---------- Input

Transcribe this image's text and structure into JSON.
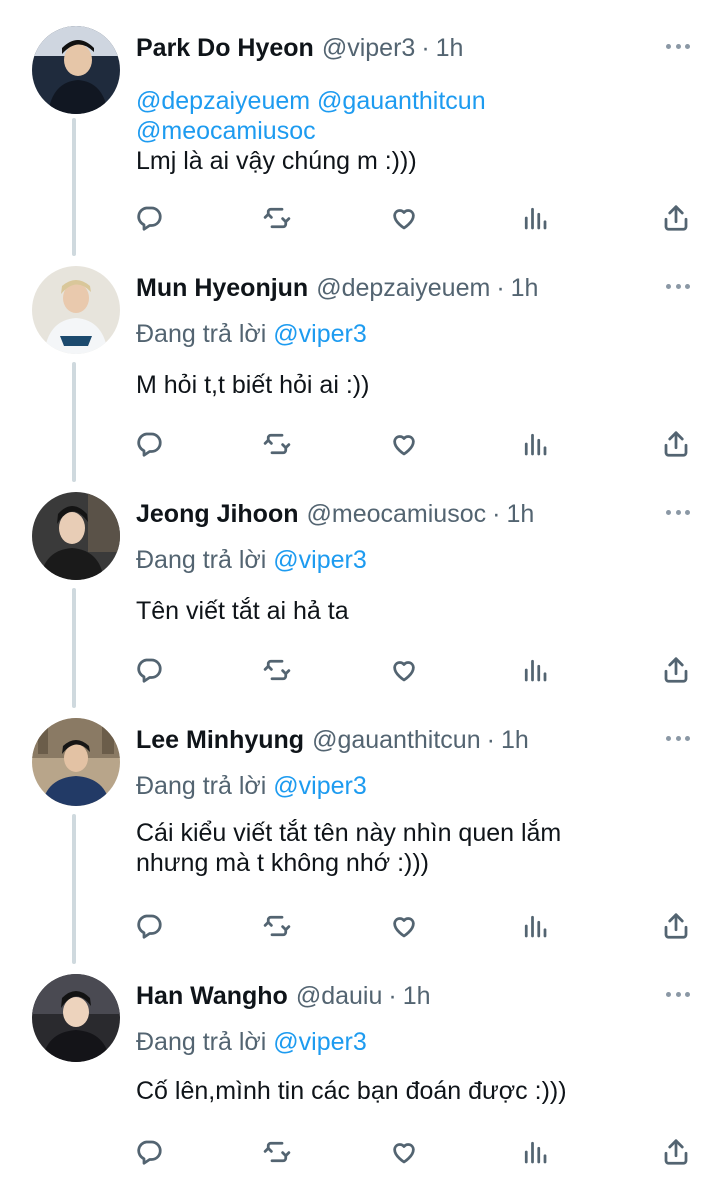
{
  "tweets": [
    {
      "name": "Park Do Hyeon",
      "handle": "@viper3",
      "dot": "·",
      "time": "1h",
      "mentions": [
        "@depzaiyeuem",
        "@gauanthitcun",
        "@meocamiusoc"
      ],
      "text": "Lmj là ai vậy chúng m :)))",
      "avatar_bg": "#1f2b3d"
    },
    {
      "name": "Mun Hyeonjun",
      "handle": "@depzaiyeuem",
      "dot": "·",
      "time": "1h",
      "replying_prefix": "Đang trả lời",
      "replying_to": "@viper3",
      "text": "M hỏi t,t biết hỏi ai :))",
      "avatar_bg": "#e7e4dc"
    },
    {
      "name": "Jeong Jihoon",
      "handle": "@meocamiusoc",
      "dot": "·",
      "time": "1h",
      "replying_prefix": "Đang trả lời",
      "replying_to": "@viper3",
      "text": "Tên viết tắt ai hả ta",
      "avatar_bg": "#3a3a3a"
    },
    {
      "name": "Lee Minhyung",
      "handle": "@gauanthitcun",
      "dot": "·",
      "time": "1h",
      "replying_prefix": "Đang trả lời",
      "replying_to": "@viper3",
      "text_lines": [
        "Cái kiểu viết tắt tên này nhìn quen lắm",
        "nhưng mà t không nhớ :)))"
      ],
      "avatar_bg": "#b8a58a"
    },
    {
      "name": "Han Wangho",
      "handle": "@dauiu",
      "dot": "·",
      "time": "1h",
      "replying_prefix": "Đang trả lời",
      "replying_to": "@viper3",
      "text": "Cố lên,mình tin các bạn đoán được :)))",
      "avatar_bg": "#2a2a2e"
    }
  ],
  "icons": {
    "reply": "reply-icon",
    "retweet": "retweet-icon",
    "like": "heart-icon",
    "views": "views-icon",
    "share": "share-icon",
    "more": "more-icon"
  },
  "colors": {
    "mention": "#1d9bf0",
    "secondary_text": "#536471",
    "thread_line": "#cfd9de"
  }
}
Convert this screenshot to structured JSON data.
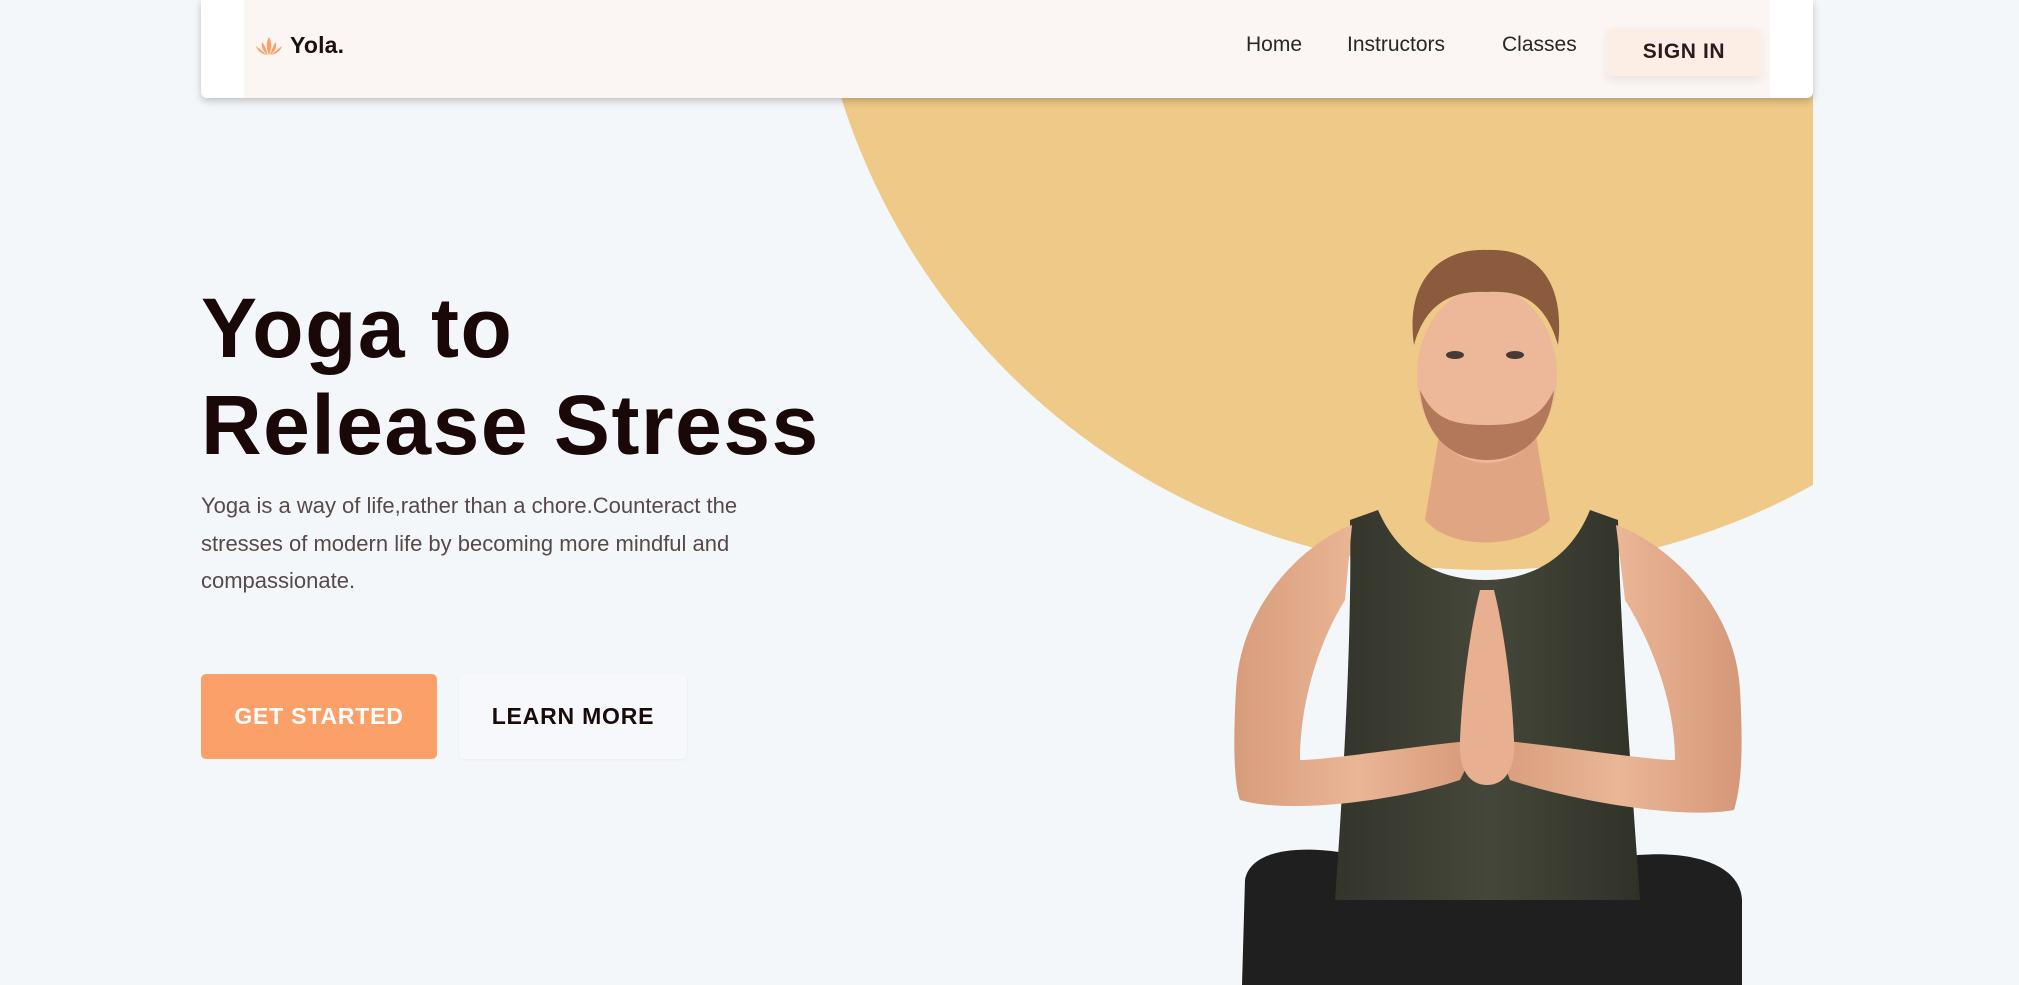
{
  "brand": {
    "name": "Yola.",
    "logo_icon": "lotus-icon"
  },
  "nav": {
    "links": [
      "Home",
      "Instructors",
      "Classes"
    ],
    "signin_label": "SIGN IN"
  },
  "hero": {
    "title_line1": "Yoga to",
    "title_line2": "Release Stress",
    "description": "Yoga is a way of life,rather than a chore.Counteract the stresses of modern life by becoming more mindful and compassionate.",
    "primary_cta": "GET STARTED",
    "secondary_cta": "LEARN MORE"
  },
  "colors": {
    "background": "#f4f7fa",
    "accent": "#fca06a",
    "circle": "#eec987",
    "title": "#1a0808"
  }
}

--------------------

Exercise prompt: All of the entries need to be transcribed word for word; pictures are left out.

Solution:
Transcribe this image's text and structure into JSON.
{
  "tweets": [
    {
      "name": "Park Do Hyeon",
      "handle": "@viper3",
      "dot": "·",
      "time": "1h",
      "mentions": [
        "@depzaiyeuem",
        "@gauanthitcun",
        "@meocamiusoc"
      ],
      "text": "Lmj là ai vậy chúng m :)))",
      "avatar_bg": "#1f2b3d"
    },
    {
      "name": "Mun Hyeonjun",
      "handle": "@depzaiyeuem",
      "dot": "·",
      "time": "1h",
      "replying_prefix": "Đang trả lời",
      "replying_to": "@viper3",
      "text": "M hỏi t,t biết hỏi ai :))",
      "avatar_bg": "#e7e4dc"
    },
    {
      "name": "Jeong Jihoon",
      "handle": "@meocamiusoc",
      "dot": "·",
      "time": "1h",
      "replying_prefix": "Đang trả lời",
      "replying_to": "@viper3",
      "text": "Tên viết tắt ai hả ta",
      "avatar_bg": "#3a3a3a"
    },
    {
      "name": "Lee Minhyung",
      "handle": "@gauanthitcun",
      "dot": "·",
      "time": "1h",
      "replying_prefix": "Đang trả lời",
      "replying_to": "@viper3",
      "text_lines": [
        "Cái kiểu viết tắt tên này nhìn quen lắm",
        "nhưng mà t không nhớ :)))"
      ],
      "avatar_bg": "#b8a58a"
    },
    {
      "name": "Han Wangho",
      "handle": "@dauiu",
      "dot": "·",
      "time": "1h",
      "replying_prefix": "Đang trả lời",
      "replying_to": "@viper3",
      "text": "Cố lên,mình tin các bạn đoán được :)))",
      "avatar_bg": "#2a2a2e"
    }
  ],
  "icons": {
    "reply": "reply-icon",
    "retweet": "retweet-icon",
    "like": "heart-icon",
    "views": "views-icon",
    "share": "share-icon",
    "more": "more-icon"
  },
  "colors": {
    "mention": "#1d9bf0",
    "secondary_text": "#536471",
    "thread_line": "#cfd9de"
  }
}
Convert this screenshot to structured JSON data.
{
  "brand": {
    "name": "Yola.",
    "logo_icon": "lotus-icon"
  },
  "nav": {
    "links": [
      "Home",
      "Instructors",
      "Classes"
    ],
    "signin_label": "SIGN IN"
  },
  "hero": {
    "title_line1": "Yoga to",
    "title_line2": "Release Stress",
    "description": "Yoga is a way of life,rather than a chore.Counteract the stresses of modern life by becoming more mindful and compassionate.",
    "primary_cta": "GET STARTED",
    "secondary_cta": "LEARN MORE"
  },
  "colors": {
    "background": "#f4f7fa",
    "accent": "#fca06a",
    "circle": "#eec987",
    "title": "#1a0808"
  }
}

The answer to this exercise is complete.